• [To do] Include in the output the line containing "Extract all readable text from this page." and each subsequent line of the records, through the end, transcribed exactly. Add nothing else.
── Provided data ──
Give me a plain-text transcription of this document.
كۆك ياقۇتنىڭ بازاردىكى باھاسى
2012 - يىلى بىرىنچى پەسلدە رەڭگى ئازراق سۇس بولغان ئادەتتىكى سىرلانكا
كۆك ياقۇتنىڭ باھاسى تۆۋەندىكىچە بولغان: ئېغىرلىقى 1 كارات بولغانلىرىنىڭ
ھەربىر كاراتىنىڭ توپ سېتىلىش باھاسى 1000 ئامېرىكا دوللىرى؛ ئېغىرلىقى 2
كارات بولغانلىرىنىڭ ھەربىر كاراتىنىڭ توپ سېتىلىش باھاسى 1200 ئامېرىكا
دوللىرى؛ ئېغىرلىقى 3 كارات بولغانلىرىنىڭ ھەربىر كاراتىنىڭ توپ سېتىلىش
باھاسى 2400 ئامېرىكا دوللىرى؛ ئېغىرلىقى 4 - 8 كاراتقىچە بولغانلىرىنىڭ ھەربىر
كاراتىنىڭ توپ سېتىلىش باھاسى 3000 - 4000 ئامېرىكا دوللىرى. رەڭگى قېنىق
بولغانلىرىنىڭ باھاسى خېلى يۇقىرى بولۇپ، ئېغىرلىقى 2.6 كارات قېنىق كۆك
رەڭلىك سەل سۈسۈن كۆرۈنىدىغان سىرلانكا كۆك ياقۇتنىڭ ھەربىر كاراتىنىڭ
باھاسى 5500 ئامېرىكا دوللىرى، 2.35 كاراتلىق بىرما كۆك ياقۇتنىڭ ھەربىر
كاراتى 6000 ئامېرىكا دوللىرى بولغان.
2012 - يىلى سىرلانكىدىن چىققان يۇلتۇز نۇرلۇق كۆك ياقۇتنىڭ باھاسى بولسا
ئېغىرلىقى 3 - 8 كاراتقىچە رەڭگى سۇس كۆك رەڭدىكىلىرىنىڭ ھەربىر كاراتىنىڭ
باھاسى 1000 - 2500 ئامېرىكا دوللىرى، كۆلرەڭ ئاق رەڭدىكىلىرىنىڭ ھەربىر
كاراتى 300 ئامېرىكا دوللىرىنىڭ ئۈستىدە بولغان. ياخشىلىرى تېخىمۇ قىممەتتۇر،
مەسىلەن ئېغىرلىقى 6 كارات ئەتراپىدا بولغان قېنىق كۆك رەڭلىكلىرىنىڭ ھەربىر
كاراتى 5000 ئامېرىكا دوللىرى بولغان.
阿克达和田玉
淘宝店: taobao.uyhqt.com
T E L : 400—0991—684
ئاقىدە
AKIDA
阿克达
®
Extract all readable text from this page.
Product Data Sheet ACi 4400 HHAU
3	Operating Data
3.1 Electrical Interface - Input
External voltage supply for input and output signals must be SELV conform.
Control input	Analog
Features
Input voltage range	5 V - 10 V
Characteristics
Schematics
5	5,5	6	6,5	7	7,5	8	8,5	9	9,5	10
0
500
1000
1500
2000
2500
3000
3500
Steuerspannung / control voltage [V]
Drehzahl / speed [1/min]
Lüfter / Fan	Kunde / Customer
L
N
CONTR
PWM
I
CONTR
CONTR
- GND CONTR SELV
───
• [Solution to this problem]
Extract all readable text from this page.
Product Data Sheet ACi 4400 HHAU
3	Operating Data
3.1 Electrical Interface - Input
External voltage supply for input and output signals must be SELV conform.
Control input	Analog
Features
Input voltage range	5 V - 10 V
Characteristics
Schematics
5	5,5	6	6,5	7	7,5	8	8,5	9	9,5	10
0
500
1000
1500
2000
2500
3000
3500
Steuerspannung / control voltage [V]
Drehzahl / speed [1/min]
Lüfter / Fan	Kunde / Customer
L
N
CONTR
PWM
I
CONTR
CONTR
- GND CONTR SELV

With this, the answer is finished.